_Request_
Copy each line in which the string "Fomento" occurs.
# START OF Supplied data
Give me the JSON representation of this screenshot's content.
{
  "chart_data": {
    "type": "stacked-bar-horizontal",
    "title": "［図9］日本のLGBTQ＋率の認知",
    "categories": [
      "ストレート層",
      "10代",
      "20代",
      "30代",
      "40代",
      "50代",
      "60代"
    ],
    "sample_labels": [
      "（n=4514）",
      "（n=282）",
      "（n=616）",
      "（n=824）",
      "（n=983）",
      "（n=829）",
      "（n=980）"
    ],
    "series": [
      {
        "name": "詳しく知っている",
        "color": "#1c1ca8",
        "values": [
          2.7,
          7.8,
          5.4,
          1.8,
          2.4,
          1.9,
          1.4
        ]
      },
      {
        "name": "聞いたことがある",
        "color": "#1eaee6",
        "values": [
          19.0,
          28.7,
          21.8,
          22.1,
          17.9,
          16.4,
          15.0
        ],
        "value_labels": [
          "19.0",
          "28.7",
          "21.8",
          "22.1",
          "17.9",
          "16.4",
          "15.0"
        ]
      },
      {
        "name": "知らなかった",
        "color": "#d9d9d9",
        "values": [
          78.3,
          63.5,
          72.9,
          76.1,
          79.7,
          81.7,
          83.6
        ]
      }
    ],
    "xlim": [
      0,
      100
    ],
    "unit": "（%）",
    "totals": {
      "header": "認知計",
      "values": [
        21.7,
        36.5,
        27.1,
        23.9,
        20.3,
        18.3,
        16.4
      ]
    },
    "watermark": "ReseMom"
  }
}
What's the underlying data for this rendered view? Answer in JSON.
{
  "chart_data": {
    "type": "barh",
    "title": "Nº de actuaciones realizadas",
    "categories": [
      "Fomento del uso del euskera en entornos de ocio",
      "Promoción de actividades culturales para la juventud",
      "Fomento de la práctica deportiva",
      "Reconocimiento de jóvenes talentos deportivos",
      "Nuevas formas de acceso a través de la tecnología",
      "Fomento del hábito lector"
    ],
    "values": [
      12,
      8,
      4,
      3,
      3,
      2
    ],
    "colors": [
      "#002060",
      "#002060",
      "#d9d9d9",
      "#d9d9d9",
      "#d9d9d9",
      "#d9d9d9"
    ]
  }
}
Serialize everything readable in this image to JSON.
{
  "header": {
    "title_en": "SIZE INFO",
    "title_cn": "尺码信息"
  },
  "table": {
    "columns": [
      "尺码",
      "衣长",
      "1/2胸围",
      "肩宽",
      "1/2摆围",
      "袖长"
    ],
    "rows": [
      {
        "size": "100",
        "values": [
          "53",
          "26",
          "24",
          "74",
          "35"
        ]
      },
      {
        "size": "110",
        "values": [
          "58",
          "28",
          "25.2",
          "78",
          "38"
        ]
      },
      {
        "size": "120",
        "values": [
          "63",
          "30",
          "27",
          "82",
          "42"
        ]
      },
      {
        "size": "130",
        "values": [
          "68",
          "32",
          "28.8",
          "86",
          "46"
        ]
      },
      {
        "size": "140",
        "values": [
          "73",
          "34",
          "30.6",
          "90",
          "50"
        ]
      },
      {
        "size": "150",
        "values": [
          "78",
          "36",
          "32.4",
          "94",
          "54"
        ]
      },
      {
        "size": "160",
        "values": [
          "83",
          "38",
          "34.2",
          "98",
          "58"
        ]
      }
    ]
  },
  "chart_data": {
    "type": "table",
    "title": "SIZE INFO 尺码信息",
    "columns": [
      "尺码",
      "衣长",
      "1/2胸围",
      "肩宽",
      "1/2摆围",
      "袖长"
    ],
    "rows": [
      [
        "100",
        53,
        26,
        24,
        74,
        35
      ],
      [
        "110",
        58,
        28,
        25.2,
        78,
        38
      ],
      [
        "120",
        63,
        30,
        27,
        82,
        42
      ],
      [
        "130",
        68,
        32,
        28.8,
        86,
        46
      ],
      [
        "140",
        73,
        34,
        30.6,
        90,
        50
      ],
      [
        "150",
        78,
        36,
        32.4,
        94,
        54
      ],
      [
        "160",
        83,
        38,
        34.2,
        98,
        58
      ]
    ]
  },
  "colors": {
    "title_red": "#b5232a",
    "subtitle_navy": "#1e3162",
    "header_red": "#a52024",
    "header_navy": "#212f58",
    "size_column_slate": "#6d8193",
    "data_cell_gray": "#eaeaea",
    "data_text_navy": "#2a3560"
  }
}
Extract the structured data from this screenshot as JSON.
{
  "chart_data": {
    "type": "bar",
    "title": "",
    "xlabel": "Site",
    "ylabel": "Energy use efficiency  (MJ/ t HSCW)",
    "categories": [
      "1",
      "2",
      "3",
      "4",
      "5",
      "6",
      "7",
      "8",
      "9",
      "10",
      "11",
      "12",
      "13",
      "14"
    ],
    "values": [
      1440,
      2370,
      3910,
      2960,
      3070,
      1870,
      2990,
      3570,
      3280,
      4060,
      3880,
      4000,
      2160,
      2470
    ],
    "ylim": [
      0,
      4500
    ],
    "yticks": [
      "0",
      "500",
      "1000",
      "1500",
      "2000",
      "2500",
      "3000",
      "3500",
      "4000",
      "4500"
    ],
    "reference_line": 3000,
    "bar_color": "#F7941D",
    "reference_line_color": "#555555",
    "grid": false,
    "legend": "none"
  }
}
# END OF Supplied data
_Full answer_
      "Fomento del uso del euskera en entornos de ocio",
      "Fomento de la práctica deportiva",
      "Fomento del hábito lector"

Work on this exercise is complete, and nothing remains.